--- START INPUT RECORDS ---
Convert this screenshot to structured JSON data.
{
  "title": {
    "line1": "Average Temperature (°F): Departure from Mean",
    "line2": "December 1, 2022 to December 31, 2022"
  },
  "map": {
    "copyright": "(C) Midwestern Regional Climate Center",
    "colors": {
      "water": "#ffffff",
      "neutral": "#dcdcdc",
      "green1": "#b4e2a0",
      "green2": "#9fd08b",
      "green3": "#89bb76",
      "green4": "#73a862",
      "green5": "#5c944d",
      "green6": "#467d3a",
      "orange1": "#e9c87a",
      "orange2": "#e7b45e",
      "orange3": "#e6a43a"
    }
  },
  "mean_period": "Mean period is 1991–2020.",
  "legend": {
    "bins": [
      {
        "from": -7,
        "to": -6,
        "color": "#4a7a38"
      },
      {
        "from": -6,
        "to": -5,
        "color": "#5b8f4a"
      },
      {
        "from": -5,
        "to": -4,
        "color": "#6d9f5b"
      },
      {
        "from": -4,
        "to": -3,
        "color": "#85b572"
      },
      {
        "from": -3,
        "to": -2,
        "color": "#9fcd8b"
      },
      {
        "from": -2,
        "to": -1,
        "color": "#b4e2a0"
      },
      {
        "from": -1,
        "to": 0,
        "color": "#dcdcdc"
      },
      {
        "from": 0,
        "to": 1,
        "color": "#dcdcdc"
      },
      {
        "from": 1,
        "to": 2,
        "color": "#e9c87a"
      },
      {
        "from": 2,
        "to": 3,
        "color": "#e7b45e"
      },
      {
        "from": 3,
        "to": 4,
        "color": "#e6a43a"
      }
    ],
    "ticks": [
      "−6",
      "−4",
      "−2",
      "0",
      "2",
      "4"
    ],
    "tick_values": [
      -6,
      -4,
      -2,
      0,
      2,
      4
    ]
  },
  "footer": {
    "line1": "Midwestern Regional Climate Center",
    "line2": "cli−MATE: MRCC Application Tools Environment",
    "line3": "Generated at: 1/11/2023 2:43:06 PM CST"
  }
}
--- END INPUT RECORDS ---
■ **TASK GOAL**:
Write out each line of the data that holds the string "Midwestern".

■ **TASK RESPONSE**:
    "copyright": "(C) Midwestern Regional Climate Center",
    "line1": "Midwestern Regional Climate Center",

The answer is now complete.